— BEGIN MATERIAL FOR THE TASK —

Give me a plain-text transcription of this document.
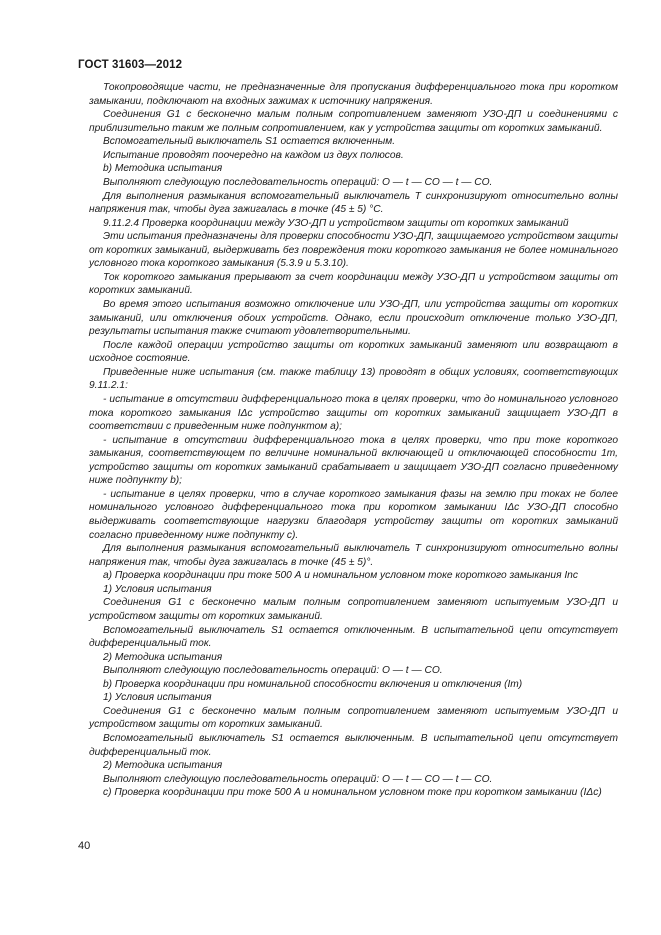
ГОСТ 31603—2012

Токопроводящие части, не предназначенные для пропускания дифференциального тока при коротком замыкании, подключают на входных зажимах к источнику напряжения.

Соединения G1 с бесконечно малым полным сопротивлением заменяют УЗО-ДП и соединениями с приблизительно таким же полным сопротивлением, как у устройства защиты от коротких замыканий.

Вспомогательный выключатель S1 остается включенным.

Испытание проводят поочередно на каждом из двух полюсов.

b) Методика испытания

Выполняют следующую последовательность операций: O — t — CO — t — CO.

Для выполнения размыкания вспомогательный выключатель T синхронизируют относительно волны напряжения так, чтобы дуга зажигалась в точке (45 ± 5) °С.

9.11.2.4 Проверка координации между УЗО-ДП и устройством защиты от коротких замыканий

Эти испытания предназначены для проверки способности УЗО-ДП, защищаемого устройством защиты от коротких замыканий, выдерживать без повреждения токи короткого замыкания не более номинального условного тока короткого замыкания (5.3.9 и 5.3.10).

Ток короткого замыкания прерывают за счет координации между УЗО-ДП и устройством защиты от коротких замыканий.

Во время этого испытания возможно отключение или УЗО-ДП, или устройства защиты от коротких замыканий, или отключения обоих устройств. Однако, если происходит отключение только УЗО-ДП, результаты испытания также считают удовлетворительными.

После каждой операции устройство защиты от коротких замыканий заменяют или возвращают в исходное состояние.

Приведенные ниже испытания (см. также таблицу 13) проводят в общих условиях, соответствующих 9.11.2.1:

- испытание в отсутствии дифференциального тока в целях проверки, что до номинального условного тока короткого замыкания IΔc устройство защиты от коротких замыканий защищает УЗО-ДП в соответствии с приведенным ниже подпунктом а);

- испытание в отсутствии дифференциального тока в целях проверки, что при токе короткого замыкания, соответствующем по величине номинальной включающей и отключающей способности 1т, устройство защиты от коротких замыканий срабатывает и защищает УЗО-ДП согласно приведенному ниже подпункту b);

- испытание в целях проверки, что в случае короткого замыкания фазы на землю при токах не более номинального условного дифференциального тока при коротком замыкании IΔc УЗО-ДП способно выдерживать соответствующие нагрузки благодаря устройству защиты от коротких замыканий согласно приведенному ниже подпункту с).

Для выполнения размыкания вспомогательный выключатель T синхронизируют относительно волны напряжения так, чтобы дуга зажигалась в точке (45 ± 5)°.

а) Проверка координации при токе 500 А и номинальном условном токе короткого замыкания Inc

1) Условия испытания

Соединения G1 с бесконечно малым полным сопротивлением заменяют испытуемым УЗО-ДП и устройством защиты от коротких замыканий.

Вспомогательный выключатель S1 остается отключенным. В испытательной цепи отсутствует дифференциальный ток.

2) Методика испытания

Выполняют следующую последовательность операций: O — t — CO.

b) Проверка координации при номинальной способности включения и отключения (Im)

1) Условия испытания

Соединения G1 с бесконечно малым полным сопротивлением заменяют испытуемым УЗО-ДП и устройством защиты от коротких замыканий.

Вспомогательный выключатель S1 остается выключенным. В испытательной цепи отсутствует дифференциальный ток.

2) Методика испытания

Выполняют следующую последовательность операций: O — t — CO — t — CO.

с) Проверка координации при токе 500 А и номинальном условном токе при коротком замыкании (IΔc)

40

— END MATERIAL FOR THE TASK —

> **STATED TASK**:
Extract from the data every line where "устройства" shows up.

> **EXERCISE OUTPUT**:
Соединения G1 с бесконечно малым полным сопротивлением заменяют УЗО-ДП и соединениями с приблизительно таким же полным сопротивлением, как у устройства защиты от коротких замыканий.
Во время этого испытания возможно отключение или УЗО-ДП, или устройства защиты от коротких замыканий, или отключения обоих устройств. Однако, если происходит отключение только УЗО-ДП, результаты испытания также считают удовлетворительными.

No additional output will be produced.